> _Stated problem_:
Pull out every line below that holds the word "查询开标情况".

-=-=-

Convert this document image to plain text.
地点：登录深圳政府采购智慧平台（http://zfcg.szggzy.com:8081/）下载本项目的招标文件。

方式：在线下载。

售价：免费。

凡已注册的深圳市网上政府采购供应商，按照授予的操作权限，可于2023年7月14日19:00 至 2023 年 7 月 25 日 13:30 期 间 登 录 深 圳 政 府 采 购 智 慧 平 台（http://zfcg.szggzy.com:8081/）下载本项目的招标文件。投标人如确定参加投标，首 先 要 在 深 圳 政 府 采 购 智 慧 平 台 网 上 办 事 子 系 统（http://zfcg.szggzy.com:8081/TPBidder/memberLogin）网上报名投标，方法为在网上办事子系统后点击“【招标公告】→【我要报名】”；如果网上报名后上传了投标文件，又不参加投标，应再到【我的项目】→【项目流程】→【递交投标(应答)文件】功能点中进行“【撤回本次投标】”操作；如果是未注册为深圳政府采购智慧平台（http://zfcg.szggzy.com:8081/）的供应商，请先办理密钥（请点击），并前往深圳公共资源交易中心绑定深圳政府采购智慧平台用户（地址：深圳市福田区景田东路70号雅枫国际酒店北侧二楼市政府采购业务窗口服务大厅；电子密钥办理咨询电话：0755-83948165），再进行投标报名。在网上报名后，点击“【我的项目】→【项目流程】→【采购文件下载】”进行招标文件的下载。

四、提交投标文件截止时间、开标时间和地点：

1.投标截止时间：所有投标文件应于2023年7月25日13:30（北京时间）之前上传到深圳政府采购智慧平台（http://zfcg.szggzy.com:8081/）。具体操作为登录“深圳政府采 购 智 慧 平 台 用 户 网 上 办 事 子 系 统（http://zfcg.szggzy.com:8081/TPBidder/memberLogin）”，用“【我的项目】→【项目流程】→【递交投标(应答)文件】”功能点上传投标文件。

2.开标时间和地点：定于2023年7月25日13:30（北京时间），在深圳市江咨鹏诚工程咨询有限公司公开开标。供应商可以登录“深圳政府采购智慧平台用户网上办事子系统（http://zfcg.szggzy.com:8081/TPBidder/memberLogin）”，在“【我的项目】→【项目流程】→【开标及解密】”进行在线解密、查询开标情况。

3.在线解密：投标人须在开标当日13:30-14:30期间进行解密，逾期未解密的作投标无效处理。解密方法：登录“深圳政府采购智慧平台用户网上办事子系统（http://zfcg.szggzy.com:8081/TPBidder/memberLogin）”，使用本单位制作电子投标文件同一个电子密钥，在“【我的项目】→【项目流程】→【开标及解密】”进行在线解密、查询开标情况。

-=-=-

> _Task response_:
2.开标时间和地点：定于2023年7月25日13:30（北京时间），在深圳市江咨鹏诚工程咨询有限公司公开开标。供应商可以登录“深圳政府采购智慧平台用户网上办事子系统（http://zfcg.szggzy.com:8081/TPBidder/memberLogin）”，在“【我的项目】→【项目流程】→【开标及解密】”进行在线解密、查询开标情况。
3.在线解密：投标人须在开标当日13:30-14:30期间进行解密，逾期未解密的作投标无效处理。解密方法：登录“深圳政府采购智慧平台用户网上办事子系统（http://zfcg.szggzy.com:8081/TPBidder/memberLogin）”，使用本单位制作电子投标文件同一个电子密钥，在“【我的项目】→【项目流程】→【开标及解密】”进行在线解密、查询开标情况。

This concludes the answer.